** What needs to be done **
Show every line that has the string "случае" in it.

[Data entries]
## Begin
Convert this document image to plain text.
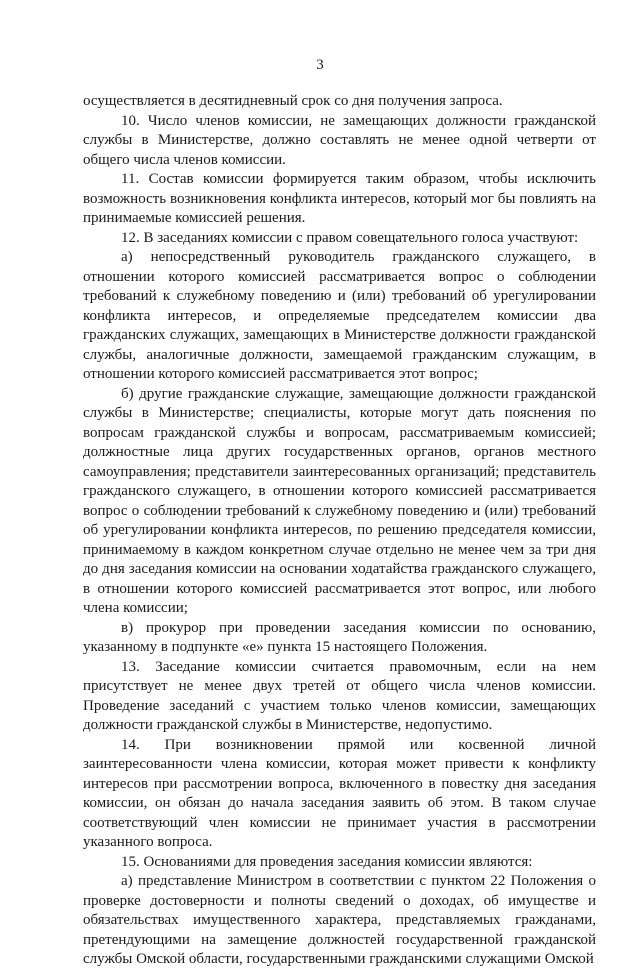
3

осуществляется в десятидневный срок со дня получения запроса.

10. Число членов комиссии, не замещающих должности гражданской службы в Министерстве, должно составлять не менее одной четверти от общего числа членов комиссии.

11. Состав комиссии формируется таким образом, чтобы исключить возможность возникновения конфликта интересов, который мог бы повлиять на принимаемые комиссией решения.

12. В заседаниях комиссии с правом совещательного голоса участвуют:

а) непосредственный руководитель гражданского служащего, в отношении которого комиссией рассматривается вопрос о соблюдении требований к служебному поведению и (или) требований об урегулировании конфликта интересов, и определяемые председателем комиссии два гражданских служащих, замещающих в Министерстве должности гражданской службы, аналогичные должности, замещаемой гражданским служащим, в отношении которого комиссией рассматривается этот вопрос;

б) другие гражданские служащие, замещающие должности гражданской службы в Министерстве; специалисты, которые могут дать пояснения по вопросам гражданской службы и вопросам, рассматриваемым комиссией; должностные лица других государственных органов, органов местного самоуправления; представители заинтересованных организаций; представитель гражданского служащего, в отношении которого комиссией рассматривается вопрос о соблюдении требований к служебному поведению и (или) требований об урегулировании конфликта интересов, по решению председателя комиссии, принимаемому в каждом конкретном случае отдельно не менее чем за три дня до дня заседания комиссии на основании ходатайства гражданского служащего, в отношении которого комиссией рассматривается этот вопрос, или любого члена комиссии;

в) прокурор при проведении заседания комиссии по основанию, указанному в подпункте «е» пункта 15 настоящего Положения.

13. Заседание комиссии считается правомочным, если на нем присутствует не менее двух третей от общего числа членов комиссии. Проведение заседаний с участием только членов комиссии, замещающих должности гражданской службы в Министерстве, недопустимо.

14. При возникновении прямой или косвенной личной заинтересованности члена комиссии, которая может привести к конфликту интересов при рассмотрении вопроса, включенного в повестку дня заседания комиссии, он обязан до начала заседания заявить об этом. В таком случае соответствующий член комиссии не принимает участия в рассмотрении указанного вопроса.

15. Основаниями для проведения заседания комиссии являются:

а) представление Министром в соответствии с пунктом 22 Положения о проверке достоверности и полноты сведений о доходах, об имуществе и обязательствах имущественного характера, представляемых гражданами, претендующими на замещение должностей государственной гражданской службы Омской области, государственными гражданскими служащими Омской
## End
** Problem solution **
б) другие гражданские служащие, замещающие должности гражданской службы в Министерстве; специалисты, которые могут дать пояснения по вопросам гражданской службы и вопросам, рассматриваемым комиссией; должностные лица других государственных органов, органов местного самоуправления; представители заинтересованных организаций; представитель гражданского служащего, в отношении которого комиссией рассматривается вопрос о соблюдении требований к служебному поведению и (или) требований об урегулировании конфликта интересов, по решению председателя комиссии, принимаемому в каждом конкретном случае отдельно не менее чем за три дня до дня заседания комиссии на основании ходатайства гражданского служащего, в отношении которого комиссией рассматривается этот вопрос, или любого члена комиссии;
14. При возникновении прямой или косвенной личной заинтересованности члена комиссии, которая может привести к конфликту интересов при рассмотрении вопроса, включенного в повестку дня заседания комиссии, он обязан до начала заседания заявить об этом. В таком случае соответствующий член комиссии не принимает участия в рассмотрении указанного вопроса.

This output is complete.